**Task description**. Gather up all lines that carry the word "document".

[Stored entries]
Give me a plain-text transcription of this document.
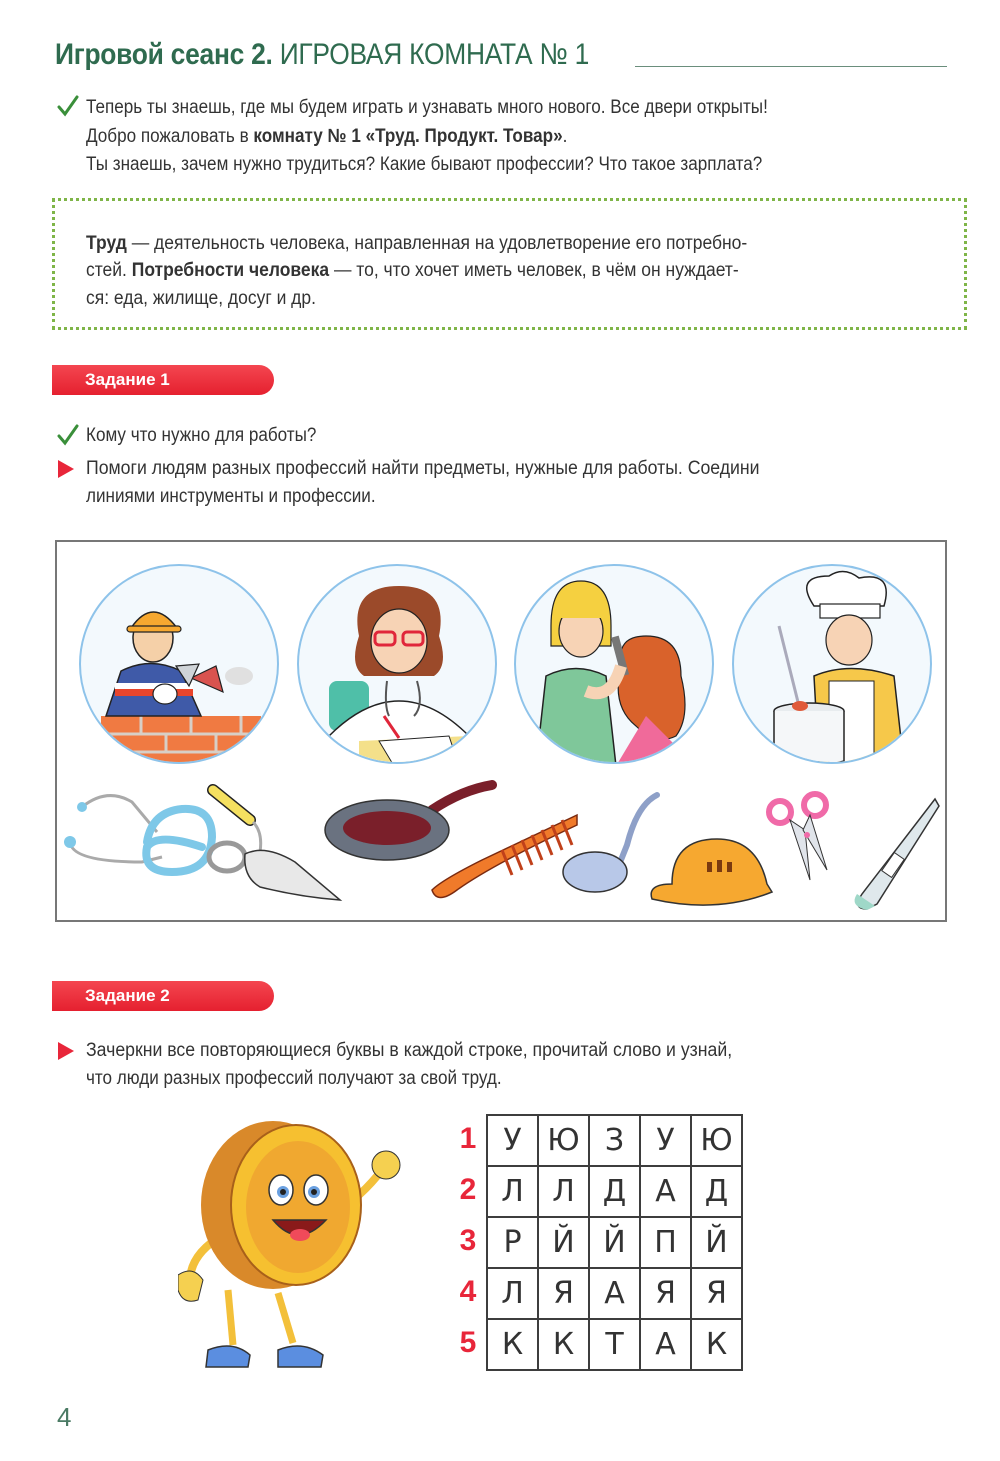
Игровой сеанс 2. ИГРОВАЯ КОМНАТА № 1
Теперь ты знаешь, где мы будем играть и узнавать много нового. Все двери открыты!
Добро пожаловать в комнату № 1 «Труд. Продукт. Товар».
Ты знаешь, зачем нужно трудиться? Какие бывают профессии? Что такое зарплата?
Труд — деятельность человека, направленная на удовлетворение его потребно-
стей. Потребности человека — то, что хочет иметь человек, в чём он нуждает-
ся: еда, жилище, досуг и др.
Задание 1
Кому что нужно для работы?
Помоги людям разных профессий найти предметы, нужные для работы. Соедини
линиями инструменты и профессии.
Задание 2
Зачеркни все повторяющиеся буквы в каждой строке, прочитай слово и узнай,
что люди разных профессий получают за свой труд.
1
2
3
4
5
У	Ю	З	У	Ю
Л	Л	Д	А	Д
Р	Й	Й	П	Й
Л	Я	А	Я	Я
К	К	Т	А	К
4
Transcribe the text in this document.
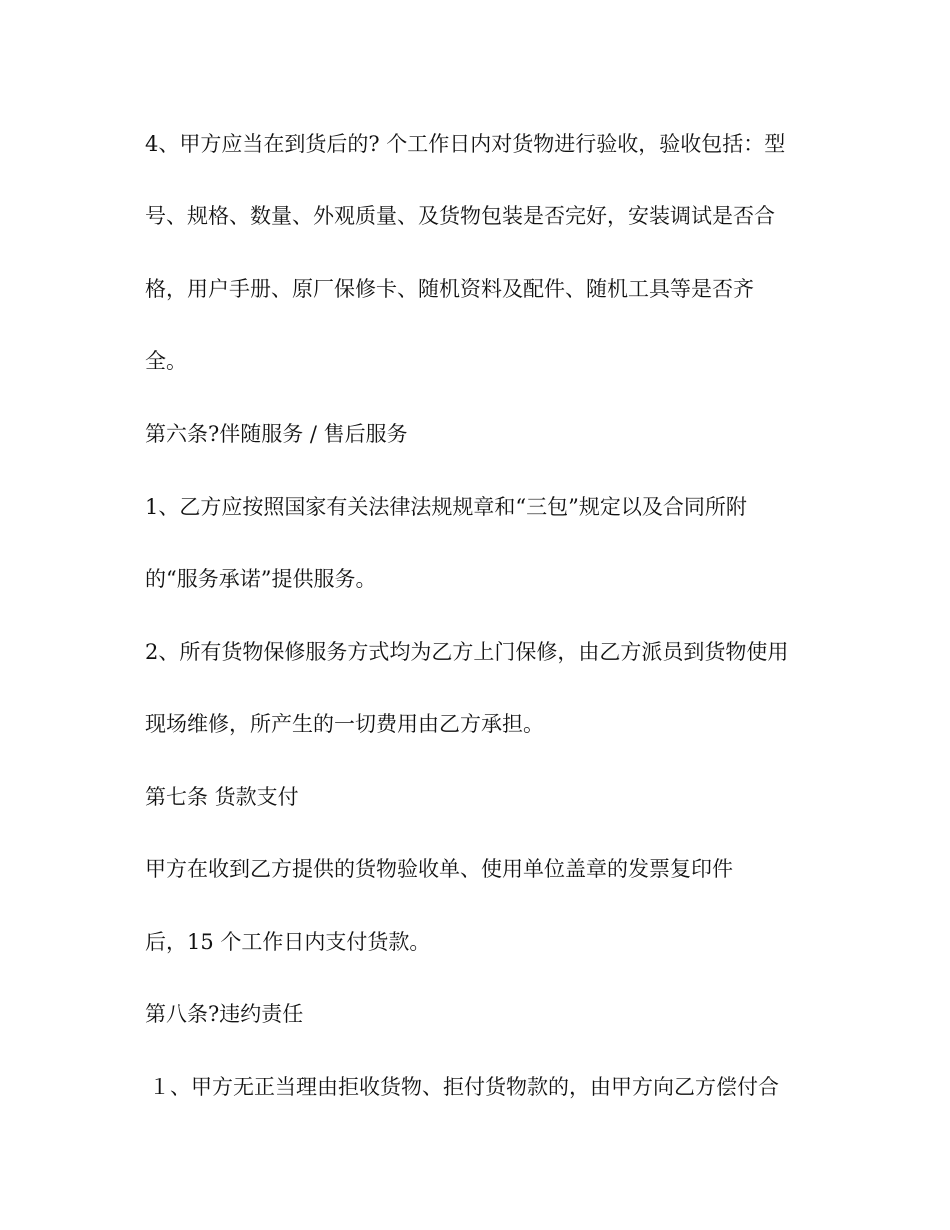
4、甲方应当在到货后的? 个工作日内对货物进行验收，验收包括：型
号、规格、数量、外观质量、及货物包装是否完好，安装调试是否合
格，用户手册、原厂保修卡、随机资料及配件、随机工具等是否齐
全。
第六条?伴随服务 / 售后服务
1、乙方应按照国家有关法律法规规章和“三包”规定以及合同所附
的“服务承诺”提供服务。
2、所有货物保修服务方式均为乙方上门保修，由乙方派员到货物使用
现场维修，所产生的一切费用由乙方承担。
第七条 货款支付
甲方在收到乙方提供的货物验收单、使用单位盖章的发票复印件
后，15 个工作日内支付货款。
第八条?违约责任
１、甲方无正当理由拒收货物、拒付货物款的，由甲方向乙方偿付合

**Solution to the problem**.
Give me a plain-text transcription of this document.
Transcribe the text in this document.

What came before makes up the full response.